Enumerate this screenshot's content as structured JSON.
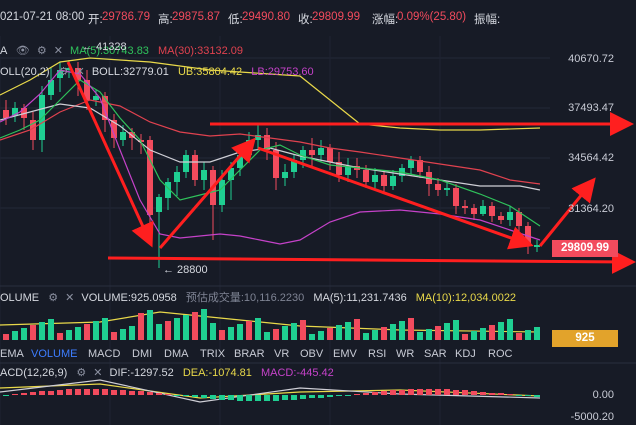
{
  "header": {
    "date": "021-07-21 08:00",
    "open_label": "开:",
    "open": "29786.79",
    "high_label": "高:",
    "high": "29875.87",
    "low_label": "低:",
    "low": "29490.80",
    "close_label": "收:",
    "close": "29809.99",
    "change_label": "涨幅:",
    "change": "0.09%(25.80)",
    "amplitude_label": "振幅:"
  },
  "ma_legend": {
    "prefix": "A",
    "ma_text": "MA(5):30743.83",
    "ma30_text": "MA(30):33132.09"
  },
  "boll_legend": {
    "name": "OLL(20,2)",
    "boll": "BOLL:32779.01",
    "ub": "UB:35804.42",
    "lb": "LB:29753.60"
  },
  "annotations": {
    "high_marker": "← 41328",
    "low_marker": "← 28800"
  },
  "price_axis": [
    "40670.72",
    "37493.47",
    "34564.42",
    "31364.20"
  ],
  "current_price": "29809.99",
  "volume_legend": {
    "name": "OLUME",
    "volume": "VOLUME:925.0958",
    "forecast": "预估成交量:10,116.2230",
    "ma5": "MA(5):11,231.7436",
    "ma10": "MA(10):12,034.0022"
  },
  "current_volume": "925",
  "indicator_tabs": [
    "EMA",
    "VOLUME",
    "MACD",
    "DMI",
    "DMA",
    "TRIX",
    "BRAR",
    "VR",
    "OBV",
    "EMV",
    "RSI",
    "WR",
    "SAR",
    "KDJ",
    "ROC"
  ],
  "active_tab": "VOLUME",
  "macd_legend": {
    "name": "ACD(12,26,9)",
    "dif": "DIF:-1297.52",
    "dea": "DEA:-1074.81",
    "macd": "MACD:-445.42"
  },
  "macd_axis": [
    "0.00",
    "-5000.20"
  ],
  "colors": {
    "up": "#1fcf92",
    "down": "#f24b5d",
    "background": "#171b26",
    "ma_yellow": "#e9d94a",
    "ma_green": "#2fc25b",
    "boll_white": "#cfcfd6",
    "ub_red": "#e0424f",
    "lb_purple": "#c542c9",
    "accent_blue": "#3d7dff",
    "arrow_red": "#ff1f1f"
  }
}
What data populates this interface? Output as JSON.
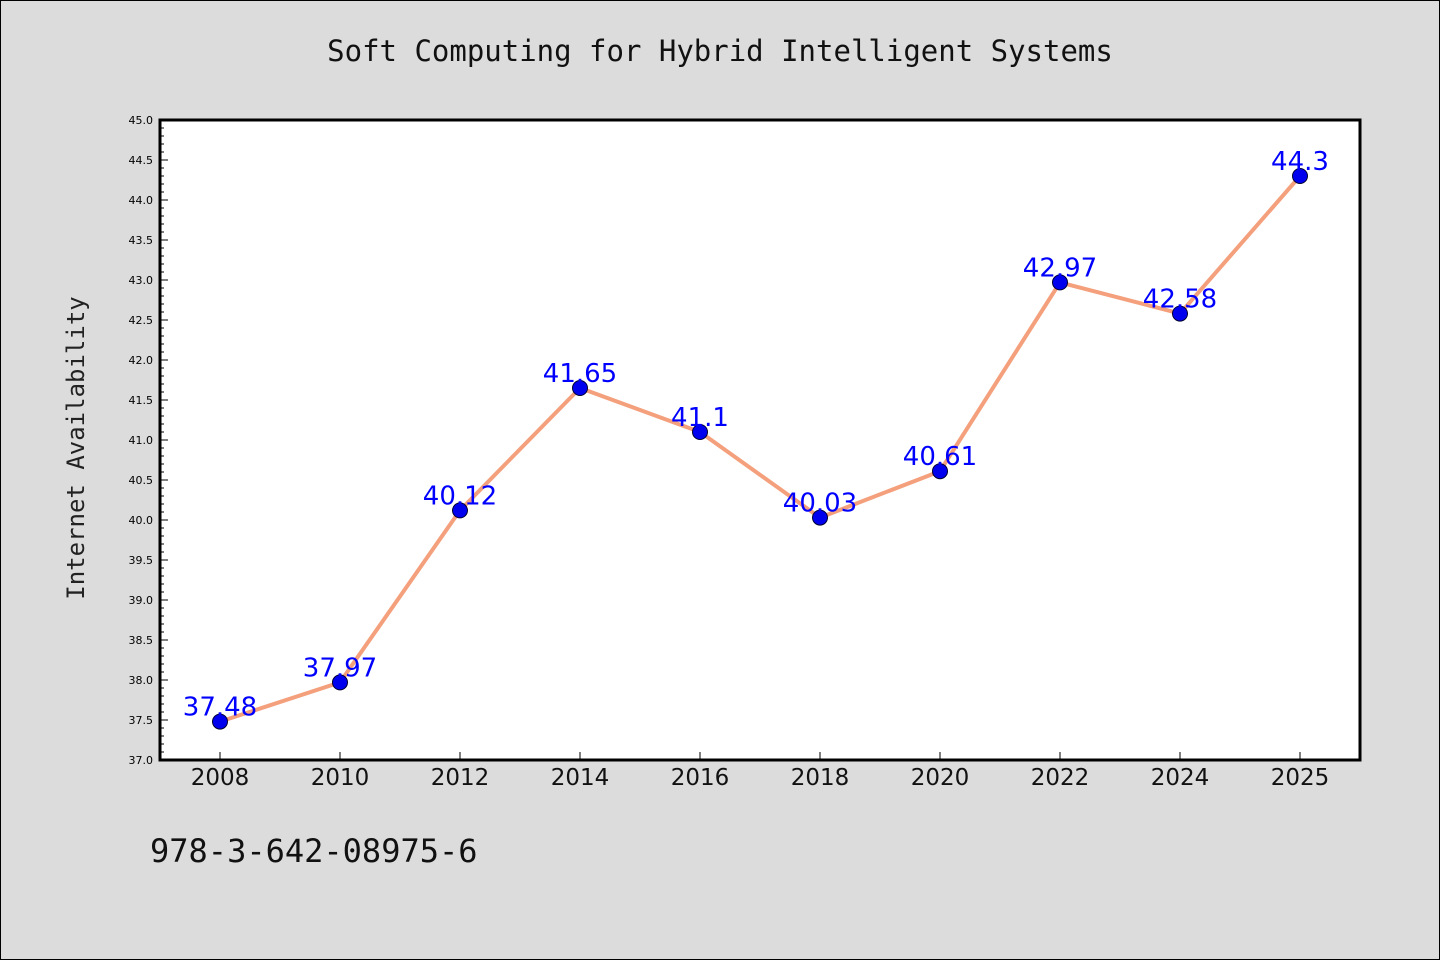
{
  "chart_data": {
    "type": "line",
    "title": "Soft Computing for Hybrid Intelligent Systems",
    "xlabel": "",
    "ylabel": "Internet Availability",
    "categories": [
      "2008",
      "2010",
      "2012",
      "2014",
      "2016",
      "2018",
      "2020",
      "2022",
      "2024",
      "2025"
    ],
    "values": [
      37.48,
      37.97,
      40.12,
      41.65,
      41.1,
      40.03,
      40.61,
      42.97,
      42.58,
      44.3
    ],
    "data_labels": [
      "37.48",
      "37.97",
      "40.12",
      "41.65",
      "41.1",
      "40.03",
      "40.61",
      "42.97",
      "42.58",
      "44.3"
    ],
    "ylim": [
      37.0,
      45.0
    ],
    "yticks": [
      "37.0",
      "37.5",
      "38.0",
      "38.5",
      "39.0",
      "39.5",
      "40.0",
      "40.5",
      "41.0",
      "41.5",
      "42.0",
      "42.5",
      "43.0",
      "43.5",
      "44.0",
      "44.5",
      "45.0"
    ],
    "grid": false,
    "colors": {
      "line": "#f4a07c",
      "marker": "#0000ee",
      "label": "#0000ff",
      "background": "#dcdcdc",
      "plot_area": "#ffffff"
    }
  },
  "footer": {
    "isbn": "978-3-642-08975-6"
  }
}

▶ INSTRUCTIONS TO FOLLOW:
Retype, without any picture, exactly the lines from the one with "What data populates" through the end of the entries, inclusive.

▶ EXERCISE ANSWER:
What data populates this interface? Output as JSON.
{
  "chart_data": {
    "type": "line",
    "title": "Soft Computing for Hybrid Intelligent Systems",
    "xlabel": "",
    "ylabel": "Internet Availability",
    "categories": [
      "2008",
      "2010",
      "2012",
      "2014",
      "2016",
      "2018",
      "2020",
      "2022",
      "2024",
      "2025"
    ],
    "values": [
      37.48,
      37.97,
      40.12,
      41.65,
      41.1,
      40.03,
      40.61,
      42.97,
      42.58,
      44.3
    ],
    "data_labels": [
      "37.48",
      "37.97",
      "40.12",
      "41.65",
      "41.1",
      "40.03",
      "40.61",
      "42.97",
      "42.58",
      "44.3"
    ],
    "ylim": [
      37.0,
      45.0
    ],
    "yticks": [
      "37.0",
      "37.5",
      "38.0",
      "38.5",
      "39.0",
      "39.5",
      "40.0",
      "40.5",
      "41.0",
      "41.5",
      "42.0",
      "42.5",
      "43.0",
      "43.5",
      "44.0",
      "44.5",
      "45.0"
    ],
    "grid": false,
    "colors": {
      "line": "#f4a07c",
      "marker": "#0000ee",
      "label": "#0000ff",
      "background": "#dcdcdc",
      "plot_area": "#ffffff"
    }
  },
  "footer": {
    "isbn": "978-3-642-08975-6"
  }
}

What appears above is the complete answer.